* **INFORMATION GIVEN**
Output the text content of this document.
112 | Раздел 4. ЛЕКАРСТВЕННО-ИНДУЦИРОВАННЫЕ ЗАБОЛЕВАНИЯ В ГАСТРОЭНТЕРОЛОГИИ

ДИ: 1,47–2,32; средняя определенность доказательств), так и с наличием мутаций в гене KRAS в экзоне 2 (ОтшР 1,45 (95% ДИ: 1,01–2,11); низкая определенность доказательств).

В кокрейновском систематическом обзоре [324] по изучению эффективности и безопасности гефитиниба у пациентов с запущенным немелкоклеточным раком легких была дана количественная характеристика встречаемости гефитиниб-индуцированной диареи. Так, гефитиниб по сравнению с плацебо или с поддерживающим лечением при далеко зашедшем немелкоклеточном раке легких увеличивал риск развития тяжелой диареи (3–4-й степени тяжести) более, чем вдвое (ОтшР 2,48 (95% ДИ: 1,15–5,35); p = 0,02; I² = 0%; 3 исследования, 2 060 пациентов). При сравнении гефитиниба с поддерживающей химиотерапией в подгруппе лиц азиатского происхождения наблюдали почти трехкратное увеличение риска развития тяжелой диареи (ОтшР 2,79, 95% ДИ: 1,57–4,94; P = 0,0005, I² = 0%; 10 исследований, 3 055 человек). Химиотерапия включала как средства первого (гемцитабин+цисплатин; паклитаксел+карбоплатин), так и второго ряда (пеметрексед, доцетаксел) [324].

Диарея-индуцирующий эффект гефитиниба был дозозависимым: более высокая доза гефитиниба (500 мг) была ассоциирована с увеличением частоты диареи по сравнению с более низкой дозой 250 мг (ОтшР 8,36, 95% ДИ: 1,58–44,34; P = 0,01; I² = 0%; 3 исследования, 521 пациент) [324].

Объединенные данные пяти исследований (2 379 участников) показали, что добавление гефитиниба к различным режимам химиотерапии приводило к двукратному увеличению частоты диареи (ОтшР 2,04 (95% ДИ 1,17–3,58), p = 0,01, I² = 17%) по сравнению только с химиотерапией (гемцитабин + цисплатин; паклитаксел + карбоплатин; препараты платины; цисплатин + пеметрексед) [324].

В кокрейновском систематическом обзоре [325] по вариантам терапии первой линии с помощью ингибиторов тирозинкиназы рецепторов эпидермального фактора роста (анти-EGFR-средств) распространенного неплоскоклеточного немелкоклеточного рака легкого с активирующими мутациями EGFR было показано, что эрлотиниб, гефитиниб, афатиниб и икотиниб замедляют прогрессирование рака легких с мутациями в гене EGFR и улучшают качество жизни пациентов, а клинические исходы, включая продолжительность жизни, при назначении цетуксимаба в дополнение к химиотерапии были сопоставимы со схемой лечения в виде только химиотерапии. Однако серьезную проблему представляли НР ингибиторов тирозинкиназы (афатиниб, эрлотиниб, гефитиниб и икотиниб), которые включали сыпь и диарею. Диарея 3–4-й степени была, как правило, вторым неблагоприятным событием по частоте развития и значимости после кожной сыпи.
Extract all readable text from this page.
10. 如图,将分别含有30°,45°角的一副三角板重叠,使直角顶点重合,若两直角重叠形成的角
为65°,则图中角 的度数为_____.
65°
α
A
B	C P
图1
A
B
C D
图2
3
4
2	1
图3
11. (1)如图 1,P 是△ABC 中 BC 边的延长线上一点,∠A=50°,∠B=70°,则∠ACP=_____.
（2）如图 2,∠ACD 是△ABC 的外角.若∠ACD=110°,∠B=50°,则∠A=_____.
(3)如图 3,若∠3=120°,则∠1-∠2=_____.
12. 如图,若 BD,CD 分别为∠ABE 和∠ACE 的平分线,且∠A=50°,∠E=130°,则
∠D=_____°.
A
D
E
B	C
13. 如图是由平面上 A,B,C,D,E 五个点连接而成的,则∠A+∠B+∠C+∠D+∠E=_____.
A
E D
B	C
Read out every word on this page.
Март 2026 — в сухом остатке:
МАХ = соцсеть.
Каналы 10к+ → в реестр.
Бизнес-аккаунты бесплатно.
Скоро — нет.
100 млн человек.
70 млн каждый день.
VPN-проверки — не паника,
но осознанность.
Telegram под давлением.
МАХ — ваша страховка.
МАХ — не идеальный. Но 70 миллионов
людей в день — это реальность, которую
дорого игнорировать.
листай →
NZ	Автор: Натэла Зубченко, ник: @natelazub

* **PROBLEM DETAILS**
In the records above, how many lines hold the string "page"? Reply with only the number.

* **OUTPUT**
2